— start —

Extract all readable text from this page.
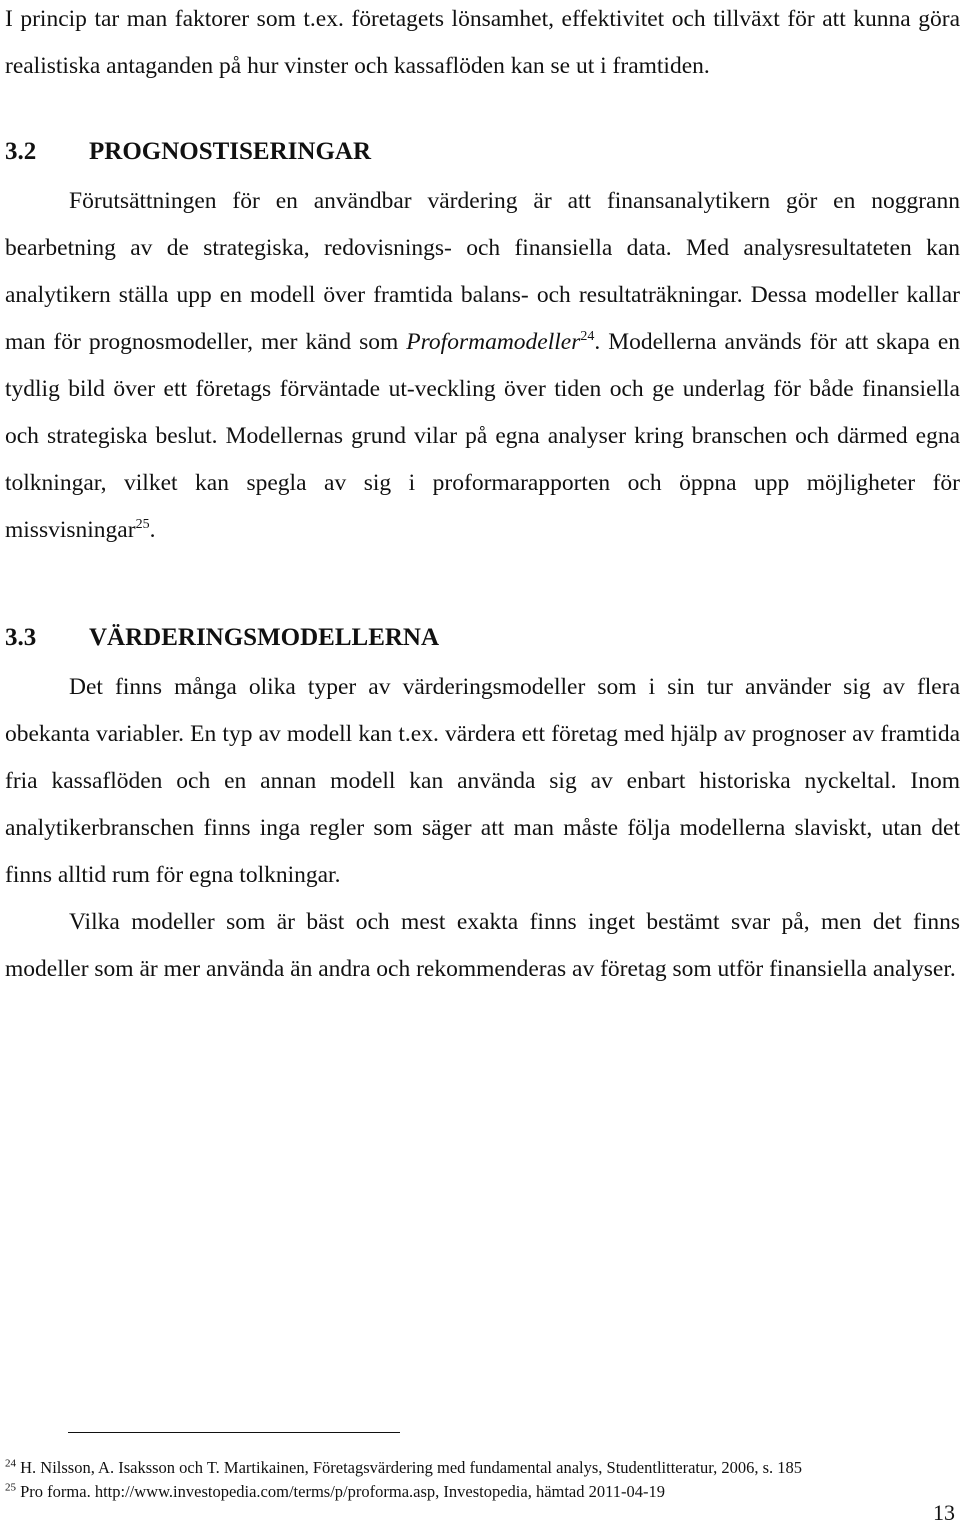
I princip tar man faktorer som t.ex. företagets lönsamhet, effektivitet och tillväxt för att kunna göra realistiska antaganden på hur vinster och kassaflöden kan se ut i framtiden.

3.2	PROGNOSTISERINGAR

Förutsättningen för en användbar värdering är att finansanalytikern gör en noggrann bearbetning av de strategiska, redovisnings- och finansiella data. Med analysresultateten kan analytikern ställa upp en modell över framtida balans- och resultaträkningar. Dessa modeller kallar man för prognosmodeller, mer känd som Proformamodeller$^{24}$. Modellerna används för att skapa en tydlig bild över ett företags förväntade ut-veckling över tiden och ge underlag för både finansiella och strategiska beslut. Modellernas grund vilar på egna analyser kring branschen och därmed egna tolkningar, vilket kan spegla av sig i proformarapporten och öppna upp möjligheter för missvisningar$^{25}$.

3.3	VÄRDERINGSMODELLERNA

Det finns många olika typer av värderingsmodeller som i sin tur använder sig av flera obekanta variabler. En typ av modell kan t.ex. värdera ett företag med hjälp av prognoser av framtida fria kassaflöden och en annan modell kan använda sig av enbart historiska nyckeltal. Inom analytikerbranschen finns inga regler som säger att man måste följa modellerna slaviskt, utan det finns alltid rum för egna tolkningar.

Vilka modeller som är bäst och mest exakta finns inget bestämt svar på, men det finns modeller som är mer använda än andra och rekommenderas av företag som utför finansiella analyser.

$^{24}$ H. Nilsson, A. Isaksson och T. Martikainen, Företagsvärdering med fundamental analys, Studentlitteratur, 2006, s. 185
$^{25}$ Pro forma. http://www.investopedia.com/terms/p/proforma.asp, Investopedia, hämtad 2011-04-19
13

— end —

§ Work to complete: Quote the material exactly. Pictures stay out.

§ Response below:
Extract all readable text from this page.
I princip tar man faktorer som t.ex. företagets lönsamhet, effektivitet och tillväxt för att kunna göra realistiska antaganden på hur vinster och kassaflöden kan se ut i framtiden.

3.2	PROGNOSTISERINGAR

Förutsättningen för en användbar värdering är att finansanalytikern gör en noggrann bearbetning av de strategiska, redovisnings- och finansiella data. Med analysresultateten kan analytikern ställa upp en modell över framtida balans- och resultaträkningar. Dessa modeller kallar man för prognosmodeller, mer känd som Proformamodeller$^{24}$. Modellerna används för att skapa en tydlig bild över ett företags förväntade ut-veckling över tiden och ge underlag för både finansiella och strategiska beslut. Modellernas grund vilar på egna analyser kring branschen och därmed egna tolkningar, vilket kan spegla av sig i proformarapporten och öppna upp möjligheter för missvisningar$^{25}$.

3.3	VÄRDERINGSMODELLERNA

Det finns många olika typer av värderingsmodeller som i sin tur använder sig av flera obekanta variabler. En typ av modell kan t.ex. värdera ett företag med hjälp av prognoser av framtida fria kassaflöden och en annan modell kan använda sig av enbart historiska nyckeltal. Inom analytikerbranschen finns inga regler som säger att man måste följa modellerna slaviskt, utan det finns alltid rum för egna tolkningar.

Vilka modeller som är bäst och mest exakta finns inget bestämt svar på, men det finns modeller som är mer använda än andra och rekommenderas av företag som utför finansiella analyser.

$^{24}$ H. Nilsson, A. Isaksson och T. Martikainen, Företagsvärdering med fundamental analys, Studentlitteratur, 2006, s. 185
$^{25}$ Pro forma. http://www.investopedia.com/terms/p/proforma.asp, Investopedia, hämtad 2011-04-19
13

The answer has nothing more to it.